* Objective *
From the listing, collect all lines containing the word "main".

*****

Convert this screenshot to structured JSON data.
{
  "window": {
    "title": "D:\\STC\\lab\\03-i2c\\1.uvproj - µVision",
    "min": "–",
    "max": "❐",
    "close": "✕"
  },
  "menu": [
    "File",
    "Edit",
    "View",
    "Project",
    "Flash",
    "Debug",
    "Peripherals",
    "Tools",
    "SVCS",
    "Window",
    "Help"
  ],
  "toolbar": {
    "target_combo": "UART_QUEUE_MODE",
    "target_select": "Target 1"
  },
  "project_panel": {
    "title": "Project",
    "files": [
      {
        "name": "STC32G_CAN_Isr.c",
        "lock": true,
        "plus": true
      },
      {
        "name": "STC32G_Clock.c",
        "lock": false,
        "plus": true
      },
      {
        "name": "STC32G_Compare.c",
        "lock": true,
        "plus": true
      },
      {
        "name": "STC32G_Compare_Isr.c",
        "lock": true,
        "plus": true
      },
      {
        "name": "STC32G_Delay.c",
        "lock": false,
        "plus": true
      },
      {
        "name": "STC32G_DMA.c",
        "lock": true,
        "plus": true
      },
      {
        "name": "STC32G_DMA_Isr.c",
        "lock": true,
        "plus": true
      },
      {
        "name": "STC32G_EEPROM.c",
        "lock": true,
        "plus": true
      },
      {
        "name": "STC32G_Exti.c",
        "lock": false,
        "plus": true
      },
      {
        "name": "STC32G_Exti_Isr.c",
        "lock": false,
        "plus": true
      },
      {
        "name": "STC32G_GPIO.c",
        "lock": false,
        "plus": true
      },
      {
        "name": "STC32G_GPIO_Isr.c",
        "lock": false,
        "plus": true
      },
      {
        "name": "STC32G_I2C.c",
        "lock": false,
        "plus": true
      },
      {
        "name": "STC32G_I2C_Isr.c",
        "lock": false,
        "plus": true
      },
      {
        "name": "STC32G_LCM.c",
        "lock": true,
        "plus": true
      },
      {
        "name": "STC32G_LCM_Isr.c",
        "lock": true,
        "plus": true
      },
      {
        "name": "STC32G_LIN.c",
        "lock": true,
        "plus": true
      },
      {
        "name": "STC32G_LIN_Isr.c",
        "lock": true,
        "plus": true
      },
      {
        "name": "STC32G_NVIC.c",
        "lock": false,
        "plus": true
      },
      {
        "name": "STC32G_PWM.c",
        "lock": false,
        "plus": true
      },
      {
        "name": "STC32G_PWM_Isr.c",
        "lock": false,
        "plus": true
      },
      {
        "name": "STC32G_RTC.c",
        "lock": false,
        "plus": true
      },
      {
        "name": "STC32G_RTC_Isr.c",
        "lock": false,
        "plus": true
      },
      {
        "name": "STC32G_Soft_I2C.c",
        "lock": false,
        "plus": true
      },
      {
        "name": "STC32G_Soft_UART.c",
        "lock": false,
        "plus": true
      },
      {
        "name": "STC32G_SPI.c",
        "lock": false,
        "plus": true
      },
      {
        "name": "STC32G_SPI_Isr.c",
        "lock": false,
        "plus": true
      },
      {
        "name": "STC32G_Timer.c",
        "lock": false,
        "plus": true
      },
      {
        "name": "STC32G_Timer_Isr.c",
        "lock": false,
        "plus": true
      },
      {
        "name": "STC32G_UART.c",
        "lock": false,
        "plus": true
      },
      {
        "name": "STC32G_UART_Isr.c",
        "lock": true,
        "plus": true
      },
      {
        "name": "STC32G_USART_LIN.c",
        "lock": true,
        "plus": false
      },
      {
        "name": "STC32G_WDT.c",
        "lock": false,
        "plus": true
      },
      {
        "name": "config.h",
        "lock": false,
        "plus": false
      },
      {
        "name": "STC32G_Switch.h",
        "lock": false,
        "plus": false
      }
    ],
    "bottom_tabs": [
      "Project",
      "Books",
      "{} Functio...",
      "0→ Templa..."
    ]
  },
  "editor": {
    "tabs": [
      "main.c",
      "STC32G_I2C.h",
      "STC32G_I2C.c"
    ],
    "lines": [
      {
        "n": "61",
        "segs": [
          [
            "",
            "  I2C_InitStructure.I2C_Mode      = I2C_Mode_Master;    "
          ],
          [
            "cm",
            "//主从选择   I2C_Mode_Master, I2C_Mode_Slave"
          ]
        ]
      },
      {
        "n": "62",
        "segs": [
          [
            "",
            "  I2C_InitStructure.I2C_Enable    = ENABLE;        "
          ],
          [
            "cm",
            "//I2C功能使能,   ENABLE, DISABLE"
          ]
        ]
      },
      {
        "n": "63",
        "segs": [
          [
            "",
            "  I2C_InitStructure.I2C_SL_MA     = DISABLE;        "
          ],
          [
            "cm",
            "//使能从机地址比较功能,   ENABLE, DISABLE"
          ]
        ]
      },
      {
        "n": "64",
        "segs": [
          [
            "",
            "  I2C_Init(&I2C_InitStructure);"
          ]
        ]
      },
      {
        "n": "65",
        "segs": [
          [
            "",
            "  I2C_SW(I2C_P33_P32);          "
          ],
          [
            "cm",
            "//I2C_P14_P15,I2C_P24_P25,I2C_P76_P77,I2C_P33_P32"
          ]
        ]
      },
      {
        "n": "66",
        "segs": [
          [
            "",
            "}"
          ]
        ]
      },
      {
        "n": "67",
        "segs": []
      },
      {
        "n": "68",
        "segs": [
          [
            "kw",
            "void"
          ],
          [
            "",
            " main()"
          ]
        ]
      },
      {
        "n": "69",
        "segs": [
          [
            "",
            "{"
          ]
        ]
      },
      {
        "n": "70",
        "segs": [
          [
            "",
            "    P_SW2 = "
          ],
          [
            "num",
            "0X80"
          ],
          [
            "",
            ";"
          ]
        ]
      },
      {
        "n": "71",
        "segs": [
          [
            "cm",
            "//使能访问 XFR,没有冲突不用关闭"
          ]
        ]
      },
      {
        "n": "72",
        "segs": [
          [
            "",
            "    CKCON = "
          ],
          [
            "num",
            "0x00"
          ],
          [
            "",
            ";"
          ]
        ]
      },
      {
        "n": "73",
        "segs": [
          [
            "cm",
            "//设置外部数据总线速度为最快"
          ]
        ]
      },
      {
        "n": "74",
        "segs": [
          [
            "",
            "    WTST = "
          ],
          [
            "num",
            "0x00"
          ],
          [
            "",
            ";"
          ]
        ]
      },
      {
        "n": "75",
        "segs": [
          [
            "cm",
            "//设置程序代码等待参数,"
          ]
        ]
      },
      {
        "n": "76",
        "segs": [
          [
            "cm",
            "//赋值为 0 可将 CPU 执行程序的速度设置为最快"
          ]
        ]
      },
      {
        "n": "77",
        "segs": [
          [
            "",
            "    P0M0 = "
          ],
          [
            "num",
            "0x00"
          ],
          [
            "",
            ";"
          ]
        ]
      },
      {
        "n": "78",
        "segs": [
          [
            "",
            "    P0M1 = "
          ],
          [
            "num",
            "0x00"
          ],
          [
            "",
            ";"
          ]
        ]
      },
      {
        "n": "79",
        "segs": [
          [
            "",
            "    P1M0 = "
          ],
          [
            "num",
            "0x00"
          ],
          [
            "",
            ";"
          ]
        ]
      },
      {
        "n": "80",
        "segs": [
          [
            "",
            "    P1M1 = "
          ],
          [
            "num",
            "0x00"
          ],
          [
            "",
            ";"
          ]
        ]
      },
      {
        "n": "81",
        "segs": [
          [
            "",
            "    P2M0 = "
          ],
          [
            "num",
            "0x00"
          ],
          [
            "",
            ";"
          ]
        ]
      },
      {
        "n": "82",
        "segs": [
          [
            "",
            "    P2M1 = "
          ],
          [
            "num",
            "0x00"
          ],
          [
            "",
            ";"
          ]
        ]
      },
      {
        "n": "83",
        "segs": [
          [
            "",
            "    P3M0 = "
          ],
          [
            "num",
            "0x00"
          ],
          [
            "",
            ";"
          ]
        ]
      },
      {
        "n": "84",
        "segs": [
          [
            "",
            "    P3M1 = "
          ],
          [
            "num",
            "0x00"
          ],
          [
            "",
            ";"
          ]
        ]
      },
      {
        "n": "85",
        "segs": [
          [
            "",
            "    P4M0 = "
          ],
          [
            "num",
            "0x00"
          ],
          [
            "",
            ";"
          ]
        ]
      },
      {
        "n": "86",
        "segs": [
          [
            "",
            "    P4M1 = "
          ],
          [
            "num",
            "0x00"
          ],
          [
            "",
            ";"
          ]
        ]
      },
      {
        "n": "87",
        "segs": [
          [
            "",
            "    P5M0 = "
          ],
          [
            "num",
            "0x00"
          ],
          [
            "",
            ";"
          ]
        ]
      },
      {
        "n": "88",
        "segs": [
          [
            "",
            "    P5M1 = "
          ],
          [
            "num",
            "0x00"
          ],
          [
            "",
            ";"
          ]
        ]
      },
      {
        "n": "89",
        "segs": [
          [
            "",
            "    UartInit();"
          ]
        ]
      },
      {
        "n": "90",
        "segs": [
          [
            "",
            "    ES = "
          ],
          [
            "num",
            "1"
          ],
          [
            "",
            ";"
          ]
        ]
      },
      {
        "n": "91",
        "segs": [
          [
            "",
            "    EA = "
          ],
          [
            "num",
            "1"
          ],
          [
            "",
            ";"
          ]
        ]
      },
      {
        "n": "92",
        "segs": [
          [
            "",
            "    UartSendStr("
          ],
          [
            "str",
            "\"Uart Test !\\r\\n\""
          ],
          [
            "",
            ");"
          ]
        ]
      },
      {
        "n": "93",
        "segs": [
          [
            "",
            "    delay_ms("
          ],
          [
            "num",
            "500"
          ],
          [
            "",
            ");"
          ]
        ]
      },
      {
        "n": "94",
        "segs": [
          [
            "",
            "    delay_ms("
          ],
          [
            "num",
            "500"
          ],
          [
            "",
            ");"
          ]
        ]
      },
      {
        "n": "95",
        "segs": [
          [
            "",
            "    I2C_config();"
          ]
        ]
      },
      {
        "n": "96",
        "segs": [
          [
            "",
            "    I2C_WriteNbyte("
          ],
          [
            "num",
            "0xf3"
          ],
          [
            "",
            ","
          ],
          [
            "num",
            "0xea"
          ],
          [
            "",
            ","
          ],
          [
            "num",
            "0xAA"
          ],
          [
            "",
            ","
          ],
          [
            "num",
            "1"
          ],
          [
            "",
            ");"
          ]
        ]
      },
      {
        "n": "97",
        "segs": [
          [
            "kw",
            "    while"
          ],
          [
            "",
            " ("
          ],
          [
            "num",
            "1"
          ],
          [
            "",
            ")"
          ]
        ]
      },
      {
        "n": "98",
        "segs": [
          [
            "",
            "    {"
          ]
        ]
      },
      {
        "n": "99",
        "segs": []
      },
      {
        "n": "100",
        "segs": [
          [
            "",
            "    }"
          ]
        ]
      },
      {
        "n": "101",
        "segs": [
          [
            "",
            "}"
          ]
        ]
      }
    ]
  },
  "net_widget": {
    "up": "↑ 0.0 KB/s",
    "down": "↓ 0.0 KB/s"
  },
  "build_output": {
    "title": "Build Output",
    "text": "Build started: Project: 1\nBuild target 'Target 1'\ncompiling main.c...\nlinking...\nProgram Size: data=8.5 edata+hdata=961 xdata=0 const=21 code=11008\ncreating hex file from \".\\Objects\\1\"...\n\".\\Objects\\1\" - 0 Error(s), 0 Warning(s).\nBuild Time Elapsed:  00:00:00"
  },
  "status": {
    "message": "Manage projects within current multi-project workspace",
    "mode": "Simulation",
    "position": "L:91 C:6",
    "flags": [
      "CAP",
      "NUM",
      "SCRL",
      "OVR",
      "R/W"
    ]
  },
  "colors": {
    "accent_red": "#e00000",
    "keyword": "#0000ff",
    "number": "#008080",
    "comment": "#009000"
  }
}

*****

* Solution for this exercise *
      "main.c",
            " main()"
    "text": "Build started: Project: 1\nBuild target 'Target 1'\ncompiling main.c...\nlinking...\nProgram Size: data=8.5 edata+hdata=961 xdata=0 const=21 code=11008\ncreating hex file from \".\\Objects\\1\"...\n\".\\Objects\\1\" - 0 Error(s), 0 Warning(s).\nBuild Time Elapsed:  00:00:00"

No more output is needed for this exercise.